• _WHAT THE EXERCISE ASKS_:
Identify the lines bearing the string "screenshot" and gather them.

— Start DATA PROVIDED —

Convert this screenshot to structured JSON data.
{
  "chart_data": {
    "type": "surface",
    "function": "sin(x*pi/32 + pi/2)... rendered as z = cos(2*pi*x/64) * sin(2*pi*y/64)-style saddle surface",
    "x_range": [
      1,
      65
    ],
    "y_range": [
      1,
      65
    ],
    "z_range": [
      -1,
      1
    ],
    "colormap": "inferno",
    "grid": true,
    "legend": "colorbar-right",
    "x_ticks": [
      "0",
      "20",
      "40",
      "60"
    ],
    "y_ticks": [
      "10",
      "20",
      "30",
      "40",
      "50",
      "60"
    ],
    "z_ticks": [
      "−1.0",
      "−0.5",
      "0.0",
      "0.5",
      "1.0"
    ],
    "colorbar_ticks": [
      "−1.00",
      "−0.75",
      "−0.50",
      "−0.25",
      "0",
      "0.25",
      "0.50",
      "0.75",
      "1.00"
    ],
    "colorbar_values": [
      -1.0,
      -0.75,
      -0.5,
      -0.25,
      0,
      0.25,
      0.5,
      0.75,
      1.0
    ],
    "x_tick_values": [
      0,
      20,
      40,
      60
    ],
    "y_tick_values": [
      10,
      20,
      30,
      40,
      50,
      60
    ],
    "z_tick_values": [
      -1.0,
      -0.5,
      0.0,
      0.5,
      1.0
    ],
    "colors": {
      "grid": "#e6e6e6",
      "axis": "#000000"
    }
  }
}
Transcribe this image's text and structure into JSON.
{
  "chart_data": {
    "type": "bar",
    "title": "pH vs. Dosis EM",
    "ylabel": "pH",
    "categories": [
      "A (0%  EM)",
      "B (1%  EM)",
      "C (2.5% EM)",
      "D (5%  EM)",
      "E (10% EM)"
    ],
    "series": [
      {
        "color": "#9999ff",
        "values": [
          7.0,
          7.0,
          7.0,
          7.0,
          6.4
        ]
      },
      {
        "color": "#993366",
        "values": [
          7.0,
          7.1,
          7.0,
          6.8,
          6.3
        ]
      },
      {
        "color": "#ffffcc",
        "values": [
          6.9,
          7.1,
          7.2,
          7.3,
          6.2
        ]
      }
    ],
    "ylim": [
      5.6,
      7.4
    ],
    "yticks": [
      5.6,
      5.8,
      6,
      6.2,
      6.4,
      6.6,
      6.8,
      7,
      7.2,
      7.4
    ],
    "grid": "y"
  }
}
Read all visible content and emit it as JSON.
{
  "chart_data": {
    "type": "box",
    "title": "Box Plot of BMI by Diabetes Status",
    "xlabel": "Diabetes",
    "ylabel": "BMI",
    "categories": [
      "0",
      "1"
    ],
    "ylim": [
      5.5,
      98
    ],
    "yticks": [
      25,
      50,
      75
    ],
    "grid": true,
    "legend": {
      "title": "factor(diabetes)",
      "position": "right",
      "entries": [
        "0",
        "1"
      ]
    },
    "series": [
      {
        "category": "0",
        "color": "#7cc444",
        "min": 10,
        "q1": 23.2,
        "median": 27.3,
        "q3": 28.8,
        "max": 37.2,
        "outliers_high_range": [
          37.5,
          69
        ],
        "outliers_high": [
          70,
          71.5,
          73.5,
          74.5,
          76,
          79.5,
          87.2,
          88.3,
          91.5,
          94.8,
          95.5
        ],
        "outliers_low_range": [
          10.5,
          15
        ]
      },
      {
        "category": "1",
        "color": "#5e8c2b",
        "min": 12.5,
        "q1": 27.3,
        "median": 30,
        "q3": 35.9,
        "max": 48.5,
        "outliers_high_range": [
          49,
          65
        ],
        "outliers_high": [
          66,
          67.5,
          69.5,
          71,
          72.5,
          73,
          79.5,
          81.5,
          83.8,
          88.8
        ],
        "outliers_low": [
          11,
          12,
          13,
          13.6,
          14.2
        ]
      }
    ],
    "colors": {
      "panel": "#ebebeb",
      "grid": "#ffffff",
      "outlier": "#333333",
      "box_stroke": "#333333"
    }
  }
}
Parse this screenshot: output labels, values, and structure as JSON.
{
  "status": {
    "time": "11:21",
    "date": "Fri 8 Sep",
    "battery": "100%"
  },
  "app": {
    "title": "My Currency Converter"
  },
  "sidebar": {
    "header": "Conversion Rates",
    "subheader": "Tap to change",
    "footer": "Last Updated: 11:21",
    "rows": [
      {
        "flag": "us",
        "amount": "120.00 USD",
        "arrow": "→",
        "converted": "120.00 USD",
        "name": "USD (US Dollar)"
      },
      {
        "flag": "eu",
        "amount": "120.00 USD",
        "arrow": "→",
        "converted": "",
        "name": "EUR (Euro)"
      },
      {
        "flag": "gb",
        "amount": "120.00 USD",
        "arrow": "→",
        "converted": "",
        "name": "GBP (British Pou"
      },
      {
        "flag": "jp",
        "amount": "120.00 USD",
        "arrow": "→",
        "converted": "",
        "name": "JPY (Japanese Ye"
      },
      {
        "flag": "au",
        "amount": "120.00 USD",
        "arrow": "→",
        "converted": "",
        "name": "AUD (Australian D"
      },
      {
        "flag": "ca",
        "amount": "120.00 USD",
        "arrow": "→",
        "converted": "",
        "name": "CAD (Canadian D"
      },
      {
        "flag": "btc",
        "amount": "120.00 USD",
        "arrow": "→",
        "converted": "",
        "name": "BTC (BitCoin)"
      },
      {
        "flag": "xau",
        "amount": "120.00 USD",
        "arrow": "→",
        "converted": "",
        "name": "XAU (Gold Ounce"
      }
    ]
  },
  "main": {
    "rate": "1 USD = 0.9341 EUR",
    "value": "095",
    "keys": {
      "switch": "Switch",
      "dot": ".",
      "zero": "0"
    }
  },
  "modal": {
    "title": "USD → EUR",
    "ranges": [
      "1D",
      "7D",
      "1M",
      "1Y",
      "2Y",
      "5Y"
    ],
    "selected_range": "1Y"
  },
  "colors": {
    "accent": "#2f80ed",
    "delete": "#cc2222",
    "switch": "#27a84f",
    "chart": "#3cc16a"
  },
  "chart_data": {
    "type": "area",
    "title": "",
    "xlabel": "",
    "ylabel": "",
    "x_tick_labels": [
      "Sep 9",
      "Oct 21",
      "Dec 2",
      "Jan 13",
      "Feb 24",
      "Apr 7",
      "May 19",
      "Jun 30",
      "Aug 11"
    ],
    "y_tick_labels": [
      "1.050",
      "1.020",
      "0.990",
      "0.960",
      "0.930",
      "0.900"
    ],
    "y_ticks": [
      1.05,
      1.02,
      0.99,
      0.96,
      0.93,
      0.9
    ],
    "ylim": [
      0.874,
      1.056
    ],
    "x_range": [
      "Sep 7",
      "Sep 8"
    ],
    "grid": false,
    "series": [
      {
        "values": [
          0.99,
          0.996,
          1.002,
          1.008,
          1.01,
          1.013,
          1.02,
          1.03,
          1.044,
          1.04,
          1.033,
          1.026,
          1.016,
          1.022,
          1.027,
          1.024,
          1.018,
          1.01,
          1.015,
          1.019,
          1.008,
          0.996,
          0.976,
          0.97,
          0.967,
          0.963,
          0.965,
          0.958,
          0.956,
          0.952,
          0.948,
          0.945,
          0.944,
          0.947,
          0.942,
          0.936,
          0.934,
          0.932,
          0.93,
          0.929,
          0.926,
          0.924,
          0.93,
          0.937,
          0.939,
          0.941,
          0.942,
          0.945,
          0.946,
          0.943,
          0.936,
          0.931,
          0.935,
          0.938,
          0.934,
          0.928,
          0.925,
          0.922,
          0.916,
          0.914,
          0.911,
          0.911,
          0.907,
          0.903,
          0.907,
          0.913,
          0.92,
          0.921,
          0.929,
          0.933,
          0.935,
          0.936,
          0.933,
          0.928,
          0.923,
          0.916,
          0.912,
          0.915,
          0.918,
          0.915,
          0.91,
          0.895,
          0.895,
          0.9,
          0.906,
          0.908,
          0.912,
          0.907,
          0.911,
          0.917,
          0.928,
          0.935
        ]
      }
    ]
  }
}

— End DATA PROVIDED —

• _FULL RESPONSE_:
Convert this screenshot to structured JSON data.
Parse this screenshot: output labels, values, and structure as JSON.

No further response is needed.